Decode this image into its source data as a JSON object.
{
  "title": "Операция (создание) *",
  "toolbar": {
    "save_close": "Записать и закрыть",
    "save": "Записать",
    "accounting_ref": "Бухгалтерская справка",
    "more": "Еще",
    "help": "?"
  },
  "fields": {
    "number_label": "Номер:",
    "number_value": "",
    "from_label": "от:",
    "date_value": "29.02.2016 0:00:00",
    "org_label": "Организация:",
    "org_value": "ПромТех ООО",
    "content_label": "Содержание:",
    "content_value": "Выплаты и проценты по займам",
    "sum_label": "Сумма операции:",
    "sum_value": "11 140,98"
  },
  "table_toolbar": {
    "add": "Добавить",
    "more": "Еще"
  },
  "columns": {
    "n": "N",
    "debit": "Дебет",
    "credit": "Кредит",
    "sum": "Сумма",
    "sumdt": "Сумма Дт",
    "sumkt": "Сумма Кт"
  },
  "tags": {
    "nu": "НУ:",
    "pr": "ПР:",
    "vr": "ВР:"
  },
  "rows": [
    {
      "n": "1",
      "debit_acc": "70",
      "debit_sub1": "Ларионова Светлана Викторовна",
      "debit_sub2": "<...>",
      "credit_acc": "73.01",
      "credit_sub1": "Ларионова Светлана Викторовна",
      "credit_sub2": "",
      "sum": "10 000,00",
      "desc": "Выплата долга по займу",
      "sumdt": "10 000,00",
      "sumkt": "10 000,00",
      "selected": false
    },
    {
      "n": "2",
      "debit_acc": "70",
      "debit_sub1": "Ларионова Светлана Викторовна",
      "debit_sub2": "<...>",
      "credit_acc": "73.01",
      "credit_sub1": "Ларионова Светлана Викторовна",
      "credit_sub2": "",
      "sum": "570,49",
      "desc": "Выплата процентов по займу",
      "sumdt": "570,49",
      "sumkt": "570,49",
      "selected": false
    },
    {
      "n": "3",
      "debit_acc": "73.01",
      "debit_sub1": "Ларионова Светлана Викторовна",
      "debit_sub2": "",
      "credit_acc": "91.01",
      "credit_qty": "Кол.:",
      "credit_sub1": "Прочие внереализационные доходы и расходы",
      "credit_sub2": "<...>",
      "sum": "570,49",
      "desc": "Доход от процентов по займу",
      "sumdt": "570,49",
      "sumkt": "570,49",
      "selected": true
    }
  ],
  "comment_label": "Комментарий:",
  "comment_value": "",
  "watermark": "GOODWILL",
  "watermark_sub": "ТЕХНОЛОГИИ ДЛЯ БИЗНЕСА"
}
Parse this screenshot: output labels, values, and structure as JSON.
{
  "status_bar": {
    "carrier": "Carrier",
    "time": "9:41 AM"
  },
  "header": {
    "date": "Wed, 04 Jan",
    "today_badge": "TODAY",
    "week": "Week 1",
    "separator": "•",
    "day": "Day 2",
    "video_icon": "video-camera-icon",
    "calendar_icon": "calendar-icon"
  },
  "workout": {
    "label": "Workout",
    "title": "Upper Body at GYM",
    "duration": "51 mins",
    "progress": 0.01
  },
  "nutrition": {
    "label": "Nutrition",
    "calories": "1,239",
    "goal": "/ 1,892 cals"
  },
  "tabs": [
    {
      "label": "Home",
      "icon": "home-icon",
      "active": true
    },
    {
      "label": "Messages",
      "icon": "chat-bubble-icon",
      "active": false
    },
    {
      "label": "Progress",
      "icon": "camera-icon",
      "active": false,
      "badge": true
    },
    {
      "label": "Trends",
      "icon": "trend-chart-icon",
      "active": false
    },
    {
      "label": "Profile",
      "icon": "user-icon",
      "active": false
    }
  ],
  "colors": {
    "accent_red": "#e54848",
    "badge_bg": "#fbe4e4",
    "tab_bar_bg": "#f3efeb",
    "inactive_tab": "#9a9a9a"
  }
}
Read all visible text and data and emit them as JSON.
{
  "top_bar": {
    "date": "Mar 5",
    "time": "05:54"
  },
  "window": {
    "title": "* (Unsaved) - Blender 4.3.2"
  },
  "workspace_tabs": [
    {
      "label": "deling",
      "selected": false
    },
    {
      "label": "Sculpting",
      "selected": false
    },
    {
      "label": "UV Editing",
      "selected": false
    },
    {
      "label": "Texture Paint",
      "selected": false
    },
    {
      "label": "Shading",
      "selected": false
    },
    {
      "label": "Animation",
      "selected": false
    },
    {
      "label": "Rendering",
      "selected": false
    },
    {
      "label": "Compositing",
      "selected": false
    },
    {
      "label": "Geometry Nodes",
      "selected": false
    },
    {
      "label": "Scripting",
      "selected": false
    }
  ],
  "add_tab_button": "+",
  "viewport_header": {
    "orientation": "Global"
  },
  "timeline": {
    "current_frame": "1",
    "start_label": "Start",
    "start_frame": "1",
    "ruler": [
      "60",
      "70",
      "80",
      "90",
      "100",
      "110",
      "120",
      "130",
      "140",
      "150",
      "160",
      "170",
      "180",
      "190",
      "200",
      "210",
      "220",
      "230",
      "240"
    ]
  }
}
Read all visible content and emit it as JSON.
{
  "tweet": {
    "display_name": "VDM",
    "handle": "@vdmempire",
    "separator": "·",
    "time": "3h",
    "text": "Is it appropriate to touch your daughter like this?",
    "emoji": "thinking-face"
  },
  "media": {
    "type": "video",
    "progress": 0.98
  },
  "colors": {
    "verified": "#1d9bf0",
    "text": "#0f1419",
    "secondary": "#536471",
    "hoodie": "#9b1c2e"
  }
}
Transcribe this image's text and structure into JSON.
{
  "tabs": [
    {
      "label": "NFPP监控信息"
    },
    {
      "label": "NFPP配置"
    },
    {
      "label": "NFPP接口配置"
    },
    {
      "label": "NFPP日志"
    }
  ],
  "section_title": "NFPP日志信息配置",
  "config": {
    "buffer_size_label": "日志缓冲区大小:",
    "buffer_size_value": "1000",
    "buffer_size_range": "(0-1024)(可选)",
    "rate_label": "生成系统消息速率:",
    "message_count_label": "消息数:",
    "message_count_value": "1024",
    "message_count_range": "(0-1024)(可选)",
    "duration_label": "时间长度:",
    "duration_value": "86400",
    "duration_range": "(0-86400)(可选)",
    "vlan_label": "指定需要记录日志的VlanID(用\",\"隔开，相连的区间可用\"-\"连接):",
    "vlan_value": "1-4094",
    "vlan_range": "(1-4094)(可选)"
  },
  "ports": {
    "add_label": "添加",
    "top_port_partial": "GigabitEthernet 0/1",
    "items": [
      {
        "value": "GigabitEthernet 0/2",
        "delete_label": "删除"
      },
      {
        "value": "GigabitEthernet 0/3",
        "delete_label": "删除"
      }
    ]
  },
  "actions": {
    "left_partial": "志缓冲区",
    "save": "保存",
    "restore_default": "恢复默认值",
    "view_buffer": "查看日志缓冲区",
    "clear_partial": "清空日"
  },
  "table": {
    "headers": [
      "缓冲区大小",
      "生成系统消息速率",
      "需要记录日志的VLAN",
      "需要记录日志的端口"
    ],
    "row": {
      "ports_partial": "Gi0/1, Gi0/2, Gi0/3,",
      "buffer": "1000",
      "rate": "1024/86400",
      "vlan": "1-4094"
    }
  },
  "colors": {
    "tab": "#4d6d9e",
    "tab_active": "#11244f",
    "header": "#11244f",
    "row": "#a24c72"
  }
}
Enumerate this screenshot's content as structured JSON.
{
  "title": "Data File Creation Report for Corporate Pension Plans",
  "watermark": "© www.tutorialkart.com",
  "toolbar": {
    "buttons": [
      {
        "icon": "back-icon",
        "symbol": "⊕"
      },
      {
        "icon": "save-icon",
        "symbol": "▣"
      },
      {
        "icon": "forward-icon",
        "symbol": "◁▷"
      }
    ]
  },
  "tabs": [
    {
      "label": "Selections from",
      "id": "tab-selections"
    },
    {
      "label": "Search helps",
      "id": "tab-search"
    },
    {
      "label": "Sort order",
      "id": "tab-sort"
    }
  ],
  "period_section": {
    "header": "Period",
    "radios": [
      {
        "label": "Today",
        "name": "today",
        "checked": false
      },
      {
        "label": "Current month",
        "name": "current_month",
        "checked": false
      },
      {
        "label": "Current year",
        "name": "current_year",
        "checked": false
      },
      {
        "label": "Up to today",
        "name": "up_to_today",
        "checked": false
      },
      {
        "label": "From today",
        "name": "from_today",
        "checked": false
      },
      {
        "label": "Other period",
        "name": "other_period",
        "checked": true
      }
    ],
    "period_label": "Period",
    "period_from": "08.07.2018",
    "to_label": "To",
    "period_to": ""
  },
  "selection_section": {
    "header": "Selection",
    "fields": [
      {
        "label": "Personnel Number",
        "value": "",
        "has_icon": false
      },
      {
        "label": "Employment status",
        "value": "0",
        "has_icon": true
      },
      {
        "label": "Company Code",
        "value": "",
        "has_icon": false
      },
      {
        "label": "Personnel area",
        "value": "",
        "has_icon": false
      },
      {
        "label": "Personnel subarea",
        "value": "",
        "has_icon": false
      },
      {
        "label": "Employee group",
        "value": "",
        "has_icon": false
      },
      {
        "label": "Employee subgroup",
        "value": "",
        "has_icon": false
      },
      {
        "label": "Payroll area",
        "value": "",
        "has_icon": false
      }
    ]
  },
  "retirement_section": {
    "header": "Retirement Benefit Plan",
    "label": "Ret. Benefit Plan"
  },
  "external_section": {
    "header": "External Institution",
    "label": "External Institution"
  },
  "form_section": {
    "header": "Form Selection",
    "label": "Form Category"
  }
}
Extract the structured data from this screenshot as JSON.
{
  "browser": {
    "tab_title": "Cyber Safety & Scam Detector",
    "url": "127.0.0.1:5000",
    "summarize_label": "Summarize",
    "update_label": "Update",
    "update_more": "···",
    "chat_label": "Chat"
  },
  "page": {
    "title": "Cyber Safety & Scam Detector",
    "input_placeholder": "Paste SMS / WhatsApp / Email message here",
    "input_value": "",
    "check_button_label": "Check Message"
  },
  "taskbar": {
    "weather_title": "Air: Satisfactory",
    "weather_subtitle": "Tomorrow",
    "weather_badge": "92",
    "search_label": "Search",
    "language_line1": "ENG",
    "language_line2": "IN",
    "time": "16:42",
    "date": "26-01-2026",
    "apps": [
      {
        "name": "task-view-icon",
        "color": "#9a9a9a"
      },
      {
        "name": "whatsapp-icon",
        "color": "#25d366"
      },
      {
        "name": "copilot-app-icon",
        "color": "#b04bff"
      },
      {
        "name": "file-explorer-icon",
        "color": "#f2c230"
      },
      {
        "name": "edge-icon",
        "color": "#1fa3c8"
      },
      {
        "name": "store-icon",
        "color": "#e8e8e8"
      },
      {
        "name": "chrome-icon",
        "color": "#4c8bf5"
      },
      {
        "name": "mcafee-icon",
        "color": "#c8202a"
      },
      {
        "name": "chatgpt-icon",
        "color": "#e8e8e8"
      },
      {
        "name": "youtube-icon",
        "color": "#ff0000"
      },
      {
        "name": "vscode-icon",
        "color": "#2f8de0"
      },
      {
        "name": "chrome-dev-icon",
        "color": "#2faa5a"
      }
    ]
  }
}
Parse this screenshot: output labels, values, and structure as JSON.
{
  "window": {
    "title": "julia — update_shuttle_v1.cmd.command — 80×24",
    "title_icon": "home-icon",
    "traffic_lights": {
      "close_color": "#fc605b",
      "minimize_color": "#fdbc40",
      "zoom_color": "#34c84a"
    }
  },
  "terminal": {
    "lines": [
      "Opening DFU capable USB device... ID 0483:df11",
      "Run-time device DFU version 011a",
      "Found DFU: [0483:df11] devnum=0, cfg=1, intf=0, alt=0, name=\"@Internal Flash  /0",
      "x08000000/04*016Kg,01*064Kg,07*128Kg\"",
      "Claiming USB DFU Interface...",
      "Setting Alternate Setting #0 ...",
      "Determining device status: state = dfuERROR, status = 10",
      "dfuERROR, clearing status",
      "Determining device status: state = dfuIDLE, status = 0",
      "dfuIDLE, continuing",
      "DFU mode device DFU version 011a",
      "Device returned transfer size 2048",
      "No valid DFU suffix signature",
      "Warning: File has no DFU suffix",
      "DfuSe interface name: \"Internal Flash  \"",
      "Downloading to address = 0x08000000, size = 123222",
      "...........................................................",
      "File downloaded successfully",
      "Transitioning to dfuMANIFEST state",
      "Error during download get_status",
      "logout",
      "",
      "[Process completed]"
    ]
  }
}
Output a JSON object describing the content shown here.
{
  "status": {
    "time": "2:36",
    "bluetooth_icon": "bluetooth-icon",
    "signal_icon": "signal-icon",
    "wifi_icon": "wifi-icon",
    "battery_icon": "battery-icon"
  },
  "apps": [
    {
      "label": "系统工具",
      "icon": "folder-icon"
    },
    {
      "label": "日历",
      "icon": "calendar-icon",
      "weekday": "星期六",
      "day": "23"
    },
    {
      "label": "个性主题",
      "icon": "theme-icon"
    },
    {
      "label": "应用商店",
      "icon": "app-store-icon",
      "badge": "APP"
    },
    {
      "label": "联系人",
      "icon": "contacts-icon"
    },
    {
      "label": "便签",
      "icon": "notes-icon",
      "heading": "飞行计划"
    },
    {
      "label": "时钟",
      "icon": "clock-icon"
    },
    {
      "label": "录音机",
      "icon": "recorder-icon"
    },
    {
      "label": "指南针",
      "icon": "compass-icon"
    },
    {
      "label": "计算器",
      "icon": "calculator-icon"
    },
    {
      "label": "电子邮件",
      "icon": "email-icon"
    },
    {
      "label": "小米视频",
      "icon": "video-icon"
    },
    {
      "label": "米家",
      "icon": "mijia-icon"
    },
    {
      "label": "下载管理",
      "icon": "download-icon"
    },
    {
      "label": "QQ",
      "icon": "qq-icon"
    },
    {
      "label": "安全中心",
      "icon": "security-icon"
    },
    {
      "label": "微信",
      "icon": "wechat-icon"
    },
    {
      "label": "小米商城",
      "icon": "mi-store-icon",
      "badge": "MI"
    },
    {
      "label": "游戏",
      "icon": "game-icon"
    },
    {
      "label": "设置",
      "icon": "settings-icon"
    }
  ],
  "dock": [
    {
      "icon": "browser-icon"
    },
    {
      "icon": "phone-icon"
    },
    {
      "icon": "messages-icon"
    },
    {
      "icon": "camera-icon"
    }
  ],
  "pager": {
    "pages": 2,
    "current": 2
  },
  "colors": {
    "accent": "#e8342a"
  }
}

□ □ □ □

Your task: Find how many lines of the entries contain "JSON". Respond with the number only.

Written solution: 9